===== EXTRACTED RECORDS =====

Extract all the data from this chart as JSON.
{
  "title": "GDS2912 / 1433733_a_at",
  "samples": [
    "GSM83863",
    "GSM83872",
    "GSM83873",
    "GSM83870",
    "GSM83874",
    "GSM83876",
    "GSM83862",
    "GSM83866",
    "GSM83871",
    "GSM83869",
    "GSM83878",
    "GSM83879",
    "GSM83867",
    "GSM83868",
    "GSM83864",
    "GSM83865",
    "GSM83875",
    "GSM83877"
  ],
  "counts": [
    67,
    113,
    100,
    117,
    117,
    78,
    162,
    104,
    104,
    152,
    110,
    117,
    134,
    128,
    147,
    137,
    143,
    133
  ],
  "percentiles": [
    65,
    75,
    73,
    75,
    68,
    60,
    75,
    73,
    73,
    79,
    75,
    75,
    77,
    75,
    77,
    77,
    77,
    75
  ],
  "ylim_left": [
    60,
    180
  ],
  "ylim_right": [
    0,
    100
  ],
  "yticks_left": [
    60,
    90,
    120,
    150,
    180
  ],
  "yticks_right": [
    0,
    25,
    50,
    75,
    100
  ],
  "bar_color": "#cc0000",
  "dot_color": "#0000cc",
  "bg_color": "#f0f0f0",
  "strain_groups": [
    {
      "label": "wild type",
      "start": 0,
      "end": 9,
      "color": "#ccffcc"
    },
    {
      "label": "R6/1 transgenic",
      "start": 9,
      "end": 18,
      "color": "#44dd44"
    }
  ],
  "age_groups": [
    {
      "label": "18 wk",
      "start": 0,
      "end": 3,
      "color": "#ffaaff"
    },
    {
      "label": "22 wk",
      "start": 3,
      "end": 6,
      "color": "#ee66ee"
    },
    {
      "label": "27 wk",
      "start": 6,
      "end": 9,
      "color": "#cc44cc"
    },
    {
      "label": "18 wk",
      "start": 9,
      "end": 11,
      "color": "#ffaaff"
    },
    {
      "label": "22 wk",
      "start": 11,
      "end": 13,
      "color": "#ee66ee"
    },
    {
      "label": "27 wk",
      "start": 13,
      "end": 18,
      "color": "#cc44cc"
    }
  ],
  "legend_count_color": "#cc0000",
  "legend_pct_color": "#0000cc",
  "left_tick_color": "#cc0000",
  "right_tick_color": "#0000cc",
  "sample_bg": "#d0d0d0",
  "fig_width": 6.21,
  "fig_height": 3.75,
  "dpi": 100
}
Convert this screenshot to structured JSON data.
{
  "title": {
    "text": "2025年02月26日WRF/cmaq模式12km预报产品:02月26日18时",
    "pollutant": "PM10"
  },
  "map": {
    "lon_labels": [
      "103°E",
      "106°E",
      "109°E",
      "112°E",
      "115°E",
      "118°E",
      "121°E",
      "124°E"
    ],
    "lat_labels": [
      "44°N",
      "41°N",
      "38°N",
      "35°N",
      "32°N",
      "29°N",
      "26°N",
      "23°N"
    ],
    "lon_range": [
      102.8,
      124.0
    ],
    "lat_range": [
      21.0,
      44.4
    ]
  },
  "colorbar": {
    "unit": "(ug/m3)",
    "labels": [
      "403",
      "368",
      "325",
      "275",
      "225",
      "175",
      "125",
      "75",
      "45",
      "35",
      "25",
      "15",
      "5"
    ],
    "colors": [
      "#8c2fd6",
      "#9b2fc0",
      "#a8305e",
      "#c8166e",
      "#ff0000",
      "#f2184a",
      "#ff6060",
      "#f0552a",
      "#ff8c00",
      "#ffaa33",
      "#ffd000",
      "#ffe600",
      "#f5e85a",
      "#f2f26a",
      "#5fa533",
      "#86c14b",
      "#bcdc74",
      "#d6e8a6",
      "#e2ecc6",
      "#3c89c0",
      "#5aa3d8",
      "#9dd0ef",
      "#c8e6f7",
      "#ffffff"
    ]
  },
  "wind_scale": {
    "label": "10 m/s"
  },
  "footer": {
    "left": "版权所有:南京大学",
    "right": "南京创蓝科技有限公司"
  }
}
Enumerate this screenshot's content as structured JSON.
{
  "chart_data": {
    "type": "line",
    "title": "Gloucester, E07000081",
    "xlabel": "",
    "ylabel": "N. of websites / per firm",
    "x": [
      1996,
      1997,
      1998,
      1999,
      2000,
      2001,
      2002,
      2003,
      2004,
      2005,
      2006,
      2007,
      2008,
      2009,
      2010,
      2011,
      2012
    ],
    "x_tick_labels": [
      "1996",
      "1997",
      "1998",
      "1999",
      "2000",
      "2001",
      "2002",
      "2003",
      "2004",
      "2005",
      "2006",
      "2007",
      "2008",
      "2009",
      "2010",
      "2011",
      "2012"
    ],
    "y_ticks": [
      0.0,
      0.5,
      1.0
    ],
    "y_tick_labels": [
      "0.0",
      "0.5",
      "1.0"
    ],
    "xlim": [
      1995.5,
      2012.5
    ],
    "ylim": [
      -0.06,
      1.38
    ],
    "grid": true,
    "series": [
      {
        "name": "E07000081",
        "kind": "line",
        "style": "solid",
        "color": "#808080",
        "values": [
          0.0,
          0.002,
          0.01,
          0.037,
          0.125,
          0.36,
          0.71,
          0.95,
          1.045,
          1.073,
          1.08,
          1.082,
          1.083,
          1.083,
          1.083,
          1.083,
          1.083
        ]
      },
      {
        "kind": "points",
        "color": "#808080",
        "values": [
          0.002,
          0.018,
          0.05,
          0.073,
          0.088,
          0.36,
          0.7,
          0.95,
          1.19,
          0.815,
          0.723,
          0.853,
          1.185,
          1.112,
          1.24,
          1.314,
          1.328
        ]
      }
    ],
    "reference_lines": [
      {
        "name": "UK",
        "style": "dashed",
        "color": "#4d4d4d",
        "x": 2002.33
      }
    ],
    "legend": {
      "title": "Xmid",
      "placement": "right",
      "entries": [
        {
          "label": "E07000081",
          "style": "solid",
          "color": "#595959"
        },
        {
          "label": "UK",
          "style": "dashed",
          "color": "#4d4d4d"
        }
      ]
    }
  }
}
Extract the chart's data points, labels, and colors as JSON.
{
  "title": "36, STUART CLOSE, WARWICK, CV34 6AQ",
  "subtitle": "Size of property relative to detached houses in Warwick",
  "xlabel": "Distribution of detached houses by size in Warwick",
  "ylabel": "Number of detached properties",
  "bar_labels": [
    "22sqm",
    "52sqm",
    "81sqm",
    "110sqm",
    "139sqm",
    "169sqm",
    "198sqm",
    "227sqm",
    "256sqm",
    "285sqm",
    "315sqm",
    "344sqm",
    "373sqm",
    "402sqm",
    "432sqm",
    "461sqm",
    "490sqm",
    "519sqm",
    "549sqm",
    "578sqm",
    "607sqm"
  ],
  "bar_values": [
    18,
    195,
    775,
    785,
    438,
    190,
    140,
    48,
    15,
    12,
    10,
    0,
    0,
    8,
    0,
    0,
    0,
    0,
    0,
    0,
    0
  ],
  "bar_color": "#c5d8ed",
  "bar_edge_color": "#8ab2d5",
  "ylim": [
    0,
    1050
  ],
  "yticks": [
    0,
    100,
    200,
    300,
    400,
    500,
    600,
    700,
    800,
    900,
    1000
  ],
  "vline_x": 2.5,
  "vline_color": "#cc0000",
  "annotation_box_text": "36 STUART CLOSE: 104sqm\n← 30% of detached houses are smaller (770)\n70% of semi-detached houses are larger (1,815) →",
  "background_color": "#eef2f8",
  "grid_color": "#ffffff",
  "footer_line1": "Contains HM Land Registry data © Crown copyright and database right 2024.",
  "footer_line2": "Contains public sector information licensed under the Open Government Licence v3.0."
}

=====

## [REQUIREMENTS]
Search the lines above for the string "STUART" and copy each line that has it.

## [THE COMPLETED TASK]
  "title": "36, STUART CLOSE, WARWICK, CV34 6AQ",
  "annotation_box_text": "36 STUART CLOSE: 104sqm\n← 30% of detached houses are smaller (770)\n70% of semi-detached houses are larger (1,815) →",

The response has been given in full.